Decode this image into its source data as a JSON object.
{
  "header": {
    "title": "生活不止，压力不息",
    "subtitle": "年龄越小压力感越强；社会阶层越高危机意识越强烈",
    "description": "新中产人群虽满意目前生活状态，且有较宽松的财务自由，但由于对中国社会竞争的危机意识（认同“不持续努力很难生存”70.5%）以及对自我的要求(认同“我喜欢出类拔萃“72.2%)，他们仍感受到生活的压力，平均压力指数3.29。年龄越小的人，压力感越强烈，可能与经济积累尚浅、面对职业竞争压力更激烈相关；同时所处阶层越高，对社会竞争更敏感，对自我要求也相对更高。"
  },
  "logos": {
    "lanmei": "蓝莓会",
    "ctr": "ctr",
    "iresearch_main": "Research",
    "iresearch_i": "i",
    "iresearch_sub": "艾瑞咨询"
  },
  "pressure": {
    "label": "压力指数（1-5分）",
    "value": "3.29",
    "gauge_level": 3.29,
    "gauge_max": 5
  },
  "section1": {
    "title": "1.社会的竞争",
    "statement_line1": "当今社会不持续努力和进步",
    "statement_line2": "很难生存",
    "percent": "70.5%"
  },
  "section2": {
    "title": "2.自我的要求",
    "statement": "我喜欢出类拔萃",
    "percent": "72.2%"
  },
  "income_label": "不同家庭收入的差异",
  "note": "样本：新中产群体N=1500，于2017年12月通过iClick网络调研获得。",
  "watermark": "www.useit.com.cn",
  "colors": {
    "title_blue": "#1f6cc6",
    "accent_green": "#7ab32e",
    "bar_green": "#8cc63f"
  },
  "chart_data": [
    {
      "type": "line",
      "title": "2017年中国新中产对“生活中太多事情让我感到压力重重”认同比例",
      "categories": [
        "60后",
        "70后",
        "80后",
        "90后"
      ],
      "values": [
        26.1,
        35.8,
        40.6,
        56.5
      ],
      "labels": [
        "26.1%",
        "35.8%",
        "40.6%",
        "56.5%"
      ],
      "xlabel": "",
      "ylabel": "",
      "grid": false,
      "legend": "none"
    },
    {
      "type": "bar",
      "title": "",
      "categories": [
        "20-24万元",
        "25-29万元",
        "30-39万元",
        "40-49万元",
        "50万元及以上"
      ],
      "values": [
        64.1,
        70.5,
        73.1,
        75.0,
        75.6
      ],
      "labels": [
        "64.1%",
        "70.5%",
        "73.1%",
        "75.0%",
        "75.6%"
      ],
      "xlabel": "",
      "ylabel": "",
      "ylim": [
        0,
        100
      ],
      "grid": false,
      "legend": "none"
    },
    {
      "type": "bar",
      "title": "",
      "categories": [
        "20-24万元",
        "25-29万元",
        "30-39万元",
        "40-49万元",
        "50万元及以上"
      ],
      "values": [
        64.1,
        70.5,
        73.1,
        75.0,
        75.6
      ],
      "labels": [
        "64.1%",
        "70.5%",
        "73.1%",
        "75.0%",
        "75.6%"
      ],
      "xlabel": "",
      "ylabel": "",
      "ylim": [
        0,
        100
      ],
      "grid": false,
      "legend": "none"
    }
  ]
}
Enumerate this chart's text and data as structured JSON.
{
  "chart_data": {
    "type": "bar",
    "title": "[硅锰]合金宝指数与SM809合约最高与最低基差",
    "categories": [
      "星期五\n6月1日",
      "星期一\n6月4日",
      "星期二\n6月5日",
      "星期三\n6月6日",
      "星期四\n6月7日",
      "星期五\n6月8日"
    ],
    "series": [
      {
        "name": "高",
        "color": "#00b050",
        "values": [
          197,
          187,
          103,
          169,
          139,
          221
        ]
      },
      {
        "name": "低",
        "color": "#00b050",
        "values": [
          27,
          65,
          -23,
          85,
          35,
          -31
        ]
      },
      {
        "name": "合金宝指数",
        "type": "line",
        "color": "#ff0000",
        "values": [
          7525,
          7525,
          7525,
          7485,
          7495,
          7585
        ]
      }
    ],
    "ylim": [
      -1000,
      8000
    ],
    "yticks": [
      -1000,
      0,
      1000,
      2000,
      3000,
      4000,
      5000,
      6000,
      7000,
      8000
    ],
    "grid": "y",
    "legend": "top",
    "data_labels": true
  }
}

■ **DIRECTIONS**: Each record must be repeated exactly as it is.

■ **THE REPLY**:
Decode this image into its source data as a JSON object.
{
  "header": {
    "title": "生活不止，压力不息",
    "subtitle": "年龄越小压力感越强；社会阶层越高危机意识越强烈",
    "description": "新中产人群虽满意目前生活状态，且有较宽松的财务自由，但由于对中国社会竞争的危机意识（认同“不持续努力很难生存”70.5%）以及对自我的要求(认同“我喜欢出类拔萃“72.2%)，他们仍感受到生活的压力，平均压力指数3.29。年龄越小的人，压力感越强烈，可能与经济积累尚浅、面对职业竞争压力更激烈相关；同时所处阶层越高，对社会竞争更敏感，对自我要求也相对更高。"
  },
  "logos": {
    "lanmei": "蓝莓会",
    "ctr": "ctr",
    "iresearch_main": "Research",
    "iresearch_i": "i",
    "iresearch_sub": "艾瑞咨询"
  },
  "pressure": {
    "label": "压力指数（1-5分）",
    "value": "3.29",
    "gauge_level": 3.29,
    "gauge_max": 5
  },
  "section1": {
    "title": "1.社会的竞争",
    "statement_line1": "当今社会不持续努力和进步",
    "statement_line2": "很难生存",
    "percent": "70.5%"
  },
  "section2": {
    "title": "2.自我的要求",
    "statement": "我喜欢出类拔萃",
    "percent": "72.2%"
  },
  "income_label": "不同家庭收入的差异",
  "note": "样本：新中产群体N=1500，于2017年12月通过iClick网络调研获得。",
  "watermark": "www.useit.com.cn",
  "colors": {
    "title_blue": "#1f6cc6",
    "accent_green": "#7ab32e",
    "bar_green": "#8cc63f"
  },
  "chart_data": [
    {
      "type": "line",
      "title": "2017年中国新中产对“生活中太多事情让我感到压力重重”认同比例",
      "categories": [
        "60后",
        "70后",
        "80后",
        "90后"
      ],
      "values": [
        26.1,
        35.8,
        40.6,
        56.5
      ],
      "labels": [
        "26.1%",
        "35.8%",
        "40.6%",
        "56.5%"
      ],
      "xlabel": "",
      "ylabel": "",
      "grid": false,
      "legend": "none"
    },
    {
      "type": "bar",
      "title": "",
      "categories": [
        "20-24万元",
        "25-29万元",
        "30-39万元",
        "40-49万元",
        "50万元及以上"
      ],
      "values": [
        64.1,
        70.5,
        73.1,
        75.0,
        75.6
      ],
      "labels": [
        "64.1%",
        "70.5%",
        "73.1%",
        "75.0%",
        "75.6%"
      ],
      "xlabel": "",
      "ylabel": "",
      "ylim": [
        0,
        100
      ],
      "grid": false,
      "legend": "none"
    },
    {
      "type": "bar",
      "title": "",
      "categories": [
        "20-24万元",
        "25-29万元",
        "30-39万元",
        "40-49万元",
        "50万元及以上"
      ],
      "values": [
        64.1,
        70.5,
        73.1,
        75.0,
        75.6
      ],
      "labels": [
        "64.1%",
        "70.5%",
        "73.1%",
        "75.0%",
        "75.6%"
      ],
      "xlabel": "",
      "ylabel": "",
      "ylim": [
        0,
        100
      ],
      "grid": false,
      "legend": "none"
    }
  ]
}
Enumerate this chart's text and data as structured JSON.
{
  "chart_data": {
    "type": "bar",
    "title": "[硅锰]合金宝指数与SM809合约最高与最低基差",
    "categories": [
      "星期五\n6月1日",
      "星期一\n6月4日",
      "星期二\n6月5日",
      "星期三\n6月6日",
      "星期四\n6月7日",
      "星期五\n6月8日"
    ],
    "series": [
      {
        "name": "高",
        "color": "#00b050",
        "values": [
          197,
          187,
          103,
          169,
          139,
          221
        ]
      },
      {
        "name": "低",
        "color": "#00b050",
        "values": [
          27,
          65,
          -23,
          85,
          35,
          -31
        ]
      },
      {
        "name": "合金宝指数",
        "type": "line",
        "color": "#ff0000",
        "values": [
          7525,
          7525,
          7525,
          7485,
          7495,
          7585
        ]
      }
    ],
    "ylim": [
      -1000,
      8000
    ],
    "yticks": [
      -1000,
      0,
      1000,
      2000,
      3000,
      4000,
      5000,
      6000,
      7000,
      8000
    ],
    "grid": "y",
    "legend": "top",
    "data_labels": true
  }
}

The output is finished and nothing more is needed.